- TASK INSTRUCTIONS
From the records below, pull each line that has "name".

— Start RECORDS FOR THIS EXERCISE —

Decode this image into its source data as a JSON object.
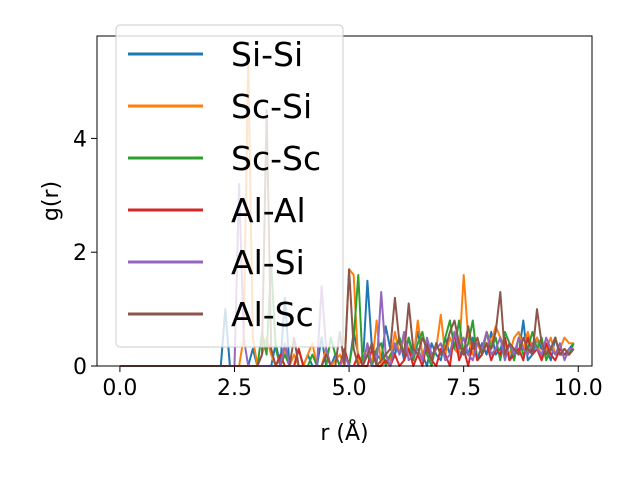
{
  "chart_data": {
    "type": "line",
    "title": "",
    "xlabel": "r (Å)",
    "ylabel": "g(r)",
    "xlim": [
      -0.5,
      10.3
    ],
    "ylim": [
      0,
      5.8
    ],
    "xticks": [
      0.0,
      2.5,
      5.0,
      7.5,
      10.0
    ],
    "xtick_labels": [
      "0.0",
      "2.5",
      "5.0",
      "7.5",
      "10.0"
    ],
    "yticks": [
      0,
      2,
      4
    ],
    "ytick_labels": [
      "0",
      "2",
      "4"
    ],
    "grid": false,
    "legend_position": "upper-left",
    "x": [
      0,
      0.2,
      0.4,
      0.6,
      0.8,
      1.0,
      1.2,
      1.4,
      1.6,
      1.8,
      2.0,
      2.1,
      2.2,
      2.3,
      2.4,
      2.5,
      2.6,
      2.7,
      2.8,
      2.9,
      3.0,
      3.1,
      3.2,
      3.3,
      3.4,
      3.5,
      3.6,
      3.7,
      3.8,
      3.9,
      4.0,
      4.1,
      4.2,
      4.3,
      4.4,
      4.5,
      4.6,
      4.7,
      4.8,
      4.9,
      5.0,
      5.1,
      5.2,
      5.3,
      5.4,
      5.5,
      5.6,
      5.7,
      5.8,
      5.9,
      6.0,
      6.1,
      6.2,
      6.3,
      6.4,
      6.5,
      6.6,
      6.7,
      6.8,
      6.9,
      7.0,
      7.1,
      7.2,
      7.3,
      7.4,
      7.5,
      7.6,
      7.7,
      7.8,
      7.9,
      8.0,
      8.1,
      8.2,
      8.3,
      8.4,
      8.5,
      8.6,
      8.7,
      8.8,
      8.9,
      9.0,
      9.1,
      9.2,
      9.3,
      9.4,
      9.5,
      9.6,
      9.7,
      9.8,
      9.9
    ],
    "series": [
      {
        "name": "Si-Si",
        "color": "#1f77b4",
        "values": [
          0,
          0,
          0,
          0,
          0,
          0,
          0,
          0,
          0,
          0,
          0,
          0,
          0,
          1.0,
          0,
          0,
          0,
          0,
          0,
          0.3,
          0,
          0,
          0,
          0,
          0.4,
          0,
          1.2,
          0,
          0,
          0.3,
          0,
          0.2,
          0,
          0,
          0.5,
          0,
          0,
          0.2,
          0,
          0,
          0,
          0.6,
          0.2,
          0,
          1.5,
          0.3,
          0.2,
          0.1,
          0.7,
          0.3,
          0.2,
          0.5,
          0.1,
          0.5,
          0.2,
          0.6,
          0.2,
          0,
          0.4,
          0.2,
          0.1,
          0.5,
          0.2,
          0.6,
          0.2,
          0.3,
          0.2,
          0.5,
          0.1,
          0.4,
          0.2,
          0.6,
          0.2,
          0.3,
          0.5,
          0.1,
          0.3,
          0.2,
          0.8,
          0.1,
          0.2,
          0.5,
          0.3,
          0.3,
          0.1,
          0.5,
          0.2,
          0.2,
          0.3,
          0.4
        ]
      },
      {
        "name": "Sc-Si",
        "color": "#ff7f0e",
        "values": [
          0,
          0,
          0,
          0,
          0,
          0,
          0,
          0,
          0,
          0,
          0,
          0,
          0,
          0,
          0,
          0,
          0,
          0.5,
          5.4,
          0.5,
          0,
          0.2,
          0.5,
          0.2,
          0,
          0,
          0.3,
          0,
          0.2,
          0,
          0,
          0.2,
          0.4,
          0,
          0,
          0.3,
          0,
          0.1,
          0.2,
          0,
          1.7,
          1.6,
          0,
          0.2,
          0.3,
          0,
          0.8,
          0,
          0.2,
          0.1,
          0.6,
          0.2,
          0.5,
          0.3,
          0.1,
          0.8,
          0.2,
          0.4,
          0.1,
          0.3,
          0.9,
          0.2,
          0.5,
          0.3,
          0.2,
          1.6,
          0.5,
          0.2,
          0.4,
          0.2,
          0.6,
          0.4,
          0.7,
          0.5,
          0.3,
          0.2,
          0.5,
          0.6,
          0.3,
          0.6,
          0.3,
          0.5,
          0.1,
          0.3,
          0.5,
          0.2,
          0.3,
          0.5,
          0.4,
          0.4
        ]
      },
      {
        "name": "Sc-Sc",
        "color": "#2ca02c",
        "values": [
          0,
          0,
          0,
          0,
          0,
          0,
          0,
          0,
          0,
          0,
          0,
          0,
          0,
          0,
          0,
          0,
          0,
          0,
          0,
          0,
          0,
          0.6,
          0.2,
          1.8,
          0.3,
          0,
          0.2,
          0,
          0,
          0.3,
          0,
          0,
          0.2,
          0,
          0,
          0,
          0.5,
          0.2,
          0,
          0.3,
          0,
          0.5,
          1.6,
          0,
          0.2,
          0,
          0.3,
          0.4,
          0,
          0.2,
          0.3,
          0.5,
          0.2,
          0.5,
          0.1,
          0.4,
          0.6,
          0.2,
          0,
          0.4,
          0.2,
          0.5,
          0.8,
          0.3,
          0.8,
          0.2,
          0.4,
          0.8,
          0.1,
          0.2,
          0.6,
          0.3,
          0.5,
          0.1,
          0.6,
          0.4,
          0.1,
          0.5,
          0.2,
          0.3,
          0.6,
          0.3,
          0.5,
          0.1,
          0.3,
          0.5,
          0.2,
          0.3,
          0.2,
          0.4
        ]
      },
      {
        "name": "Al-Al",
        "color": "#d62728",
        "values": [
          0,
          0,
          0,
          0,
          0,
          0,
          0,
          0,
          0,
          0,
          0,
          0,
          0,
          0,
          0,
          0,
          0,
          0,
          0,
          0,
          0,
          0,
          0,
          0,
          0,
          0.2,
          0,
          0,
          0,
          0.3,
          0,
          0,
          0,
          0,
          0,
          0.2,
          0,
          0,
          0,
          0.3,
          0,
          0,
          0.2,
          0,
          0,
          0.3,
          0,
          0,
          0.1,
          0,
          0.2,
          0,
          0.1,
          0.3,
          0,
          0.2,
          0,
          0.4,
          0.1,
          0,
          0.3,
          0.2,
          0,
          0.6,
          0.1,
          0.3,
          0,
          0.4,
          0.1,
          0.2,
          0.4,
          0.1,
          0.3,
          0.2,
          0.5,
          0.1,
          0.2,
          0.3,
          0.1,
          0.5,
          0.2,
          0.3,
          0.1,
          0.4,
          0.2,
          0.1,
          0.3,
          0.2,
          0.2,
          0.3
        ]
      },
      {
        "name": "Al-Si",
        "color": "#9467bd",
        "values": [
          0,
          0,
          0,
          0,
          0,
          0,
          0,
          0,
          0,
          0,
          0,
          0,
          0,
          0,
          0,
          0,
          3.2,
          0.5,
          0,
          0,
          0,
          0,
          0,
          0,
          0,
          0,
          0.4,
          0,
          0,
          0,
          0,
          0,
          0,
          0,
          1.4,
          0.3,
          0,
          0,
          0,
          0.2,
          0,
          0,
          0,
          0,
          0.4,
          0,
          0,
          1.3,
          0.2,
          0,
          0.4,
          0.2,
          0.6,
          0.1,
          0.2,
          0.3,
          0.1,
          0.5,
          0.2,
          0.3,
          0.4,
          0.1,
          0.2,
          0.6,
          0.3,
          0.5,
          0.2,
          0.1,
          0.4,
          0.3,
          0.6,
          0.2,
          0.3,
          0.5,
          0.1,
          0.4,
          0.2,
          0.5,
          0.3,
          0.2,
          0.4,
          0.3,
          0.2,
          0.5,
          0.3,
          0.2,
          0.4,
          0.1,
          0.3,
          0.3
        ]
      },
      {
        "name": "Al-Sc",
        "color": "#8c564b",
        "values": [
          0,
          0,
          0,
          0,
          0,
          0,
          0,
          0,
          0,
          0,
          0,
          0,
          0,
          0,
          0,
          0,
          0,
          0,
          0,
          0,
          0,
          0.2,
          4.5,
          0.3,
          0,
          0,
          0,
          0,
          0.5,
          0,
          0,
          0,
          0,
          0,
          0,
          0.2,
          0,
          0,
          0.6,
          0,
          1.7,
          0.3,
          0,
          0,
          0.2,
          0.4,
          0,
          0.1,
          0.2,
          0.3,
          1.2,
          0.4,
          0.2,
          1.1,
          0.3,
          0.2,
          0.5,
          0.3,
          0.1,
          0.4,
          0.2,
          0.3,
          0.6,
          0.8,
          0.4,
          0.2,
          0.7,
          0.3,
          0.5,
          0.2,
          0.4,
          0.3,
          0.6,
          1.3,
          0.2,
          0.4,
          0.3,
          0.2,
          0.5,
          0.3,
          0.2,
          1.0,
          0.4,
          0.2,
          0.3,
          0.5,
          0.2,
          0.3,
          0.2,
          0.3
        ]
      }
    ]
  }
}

— End RECORDS FOR THIS EXERCISE —

- THE RESPONSE
        "name": "Si-Si",
        "name": "Sc-Si",
        "name": "Sc-Sc",
        "name": "Al-Al",
        "name": "Al-Si",
        "name": "Al-Sc",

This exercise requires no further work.